◆ SHORT TASK:
Transcribe the entries exactly; images are not part of the copy.

◆ DATA LISTING:
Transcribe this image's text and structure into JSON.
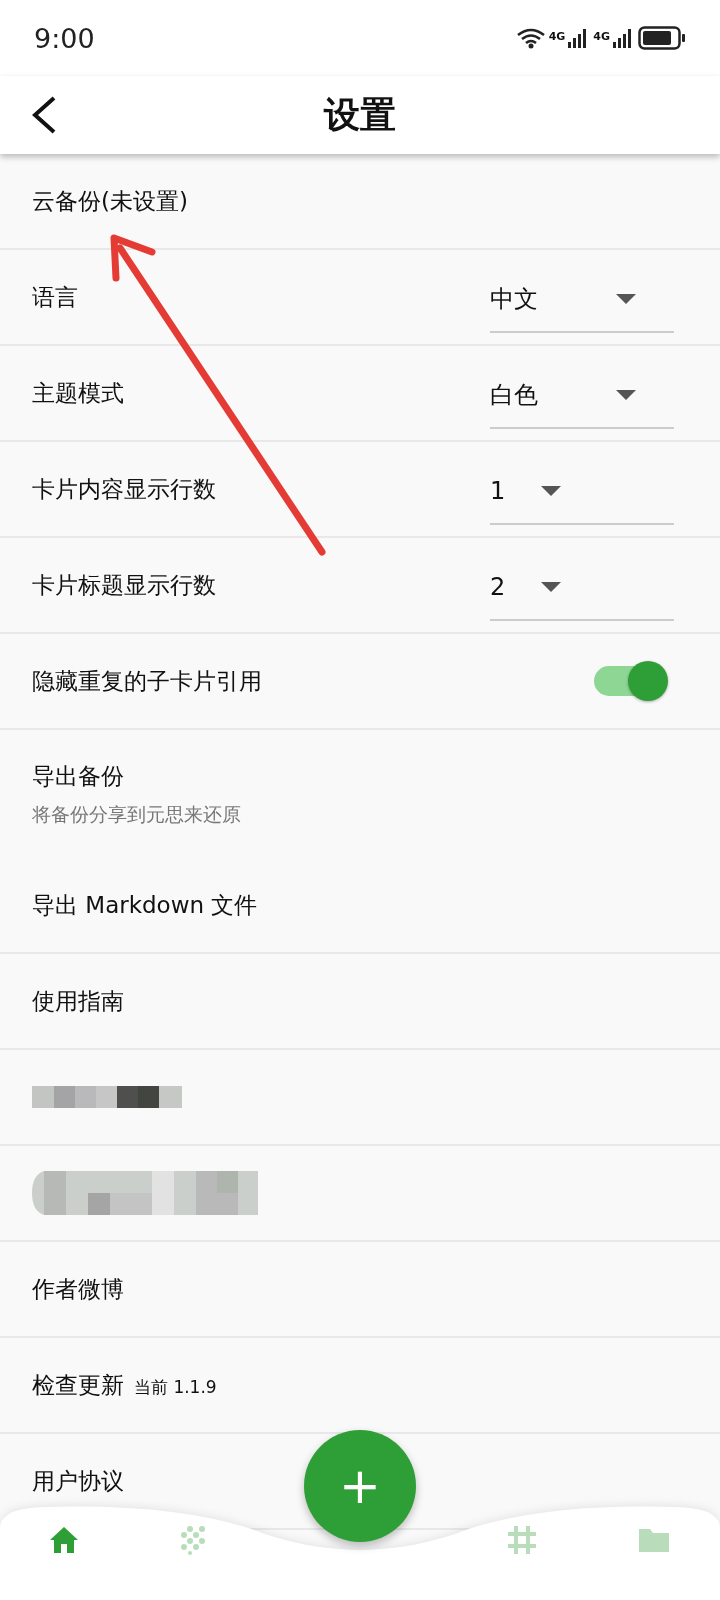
{
  "status_bar": {
    "time": "9:00",
    "sim_1": "4G",
    "sim_2": "4G"
  },
  "app_bar": {
    "title": "设置"
  },
  "settings": [
    {
      "kind": "plain",
      "label": "云备份(未设置)"
    },
    {
      "kind": "dropdown",
      "label": "语言",
      "value": "中文"
    },
    {
      "kind": "dropdown",
      "label": "主题模式",
      "value": "白色"
    },
    {
      "kind": "dropdown",
      "label": "卡片内容显示行数",
      "value": "1"
    },
    {
      "kind": "dropdown",
      "label": "卡片标题显示行数",
      "value": "2"
    },
    {
      "kind": "toggle",
      "label": "隐藏重复的子卡片引用",
      "on": true
    },
    {
      "kind": "subtitle",
      "label": "导出备份",
      "subtitle": "将备份分享到元思来还原"
    },
    {
      "kind": "plain",
      "label": "导出 Markdown 文件"
    },
    {
      "kind": "plain",
      "label": "使用指南"
    },
    {
      "kind": "redacted"
    },
    {
      "kind": "redacted"
    },
    {
      "kind": "plain",
      "label": "作者微博"
    },
    {
      "kind": "version",
      "label": "检查更新",
      "note": "当前 1.1.9"
    },
    {
      "kind": "plain",
      "label": "用户协议"
    }
  ],
  "fab": {
    "label": "+"
  },
  "bottom_nav": [
    {
      "kind": "home",
      "selected": true
    },
    {
      "kind": "dots",
      "selected": false
    },
    {
      "kind": "hash",
      "selected": false
    },
    {
      "kind": "folder",
      "selected": false
    }
  ]
}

◆ EXERCISE RESPONSE:
Transcribe this image's text and structure into JSON.
{
  "status_bar": {
    "time": "9:00",
    "sim_1": "4G",
    "sim_2": "4G"
  },
  "app_bar": {
    "title": "设置"
  },
  "settings": [
    {
      "kind": "plain",
      "label": "云备份(未设置)"
    },
    {
      "kind": "dropdown",
      "label": "语言",
      "value": "中文"
    },
    {
      "kind": "dropdown",
      "label": "主题模式",
      "value": "白色"
    },
    {
      "kind": "dropdown",
      "label": "卡片内容显示行数",
      "value": "1"
    },
    {
      "kind": "dropdown",
      "label": "卡片标题显示行数",
      "value": "2"
    },
    {
      "kind": "toggle",
      "label": "隐藏重复的子卡片引用",
      "on": true
    },
    {
      "kind": "subtitle",
      "label": "导出备份",
      "subtitle": "将备份分享到元思来还原"
    },
    {
      "kind": "plain",
      "label": "导出 Markdown 文件"
    },
    {
      "kind": "plain",
      "label": "使用指南"
    },
    {
      "kind": "redacted"
    },
    {
      "kind": "redacted"
    },
    {
      "kind": "plain",
      "label": "作者微博"
    },
    {
      "kind": "version",
      "label": "检查更新",
      "note": "当前 1.1.9"
    },
    {
      "kind": "plain",
      "label": "用户协议"
    }
  ],
  "fab": {
    "label": "+"
  },
  "bottom_nav": [
    {
      "kind": "home",
      "selected": true
    },
    {
      "kind": "dots",
      "selected": false
    },
    {
      "kind": "hash",
      "selected": false
    },
    {
      "kind": "folder",
      "selected": false
    }
  ]
}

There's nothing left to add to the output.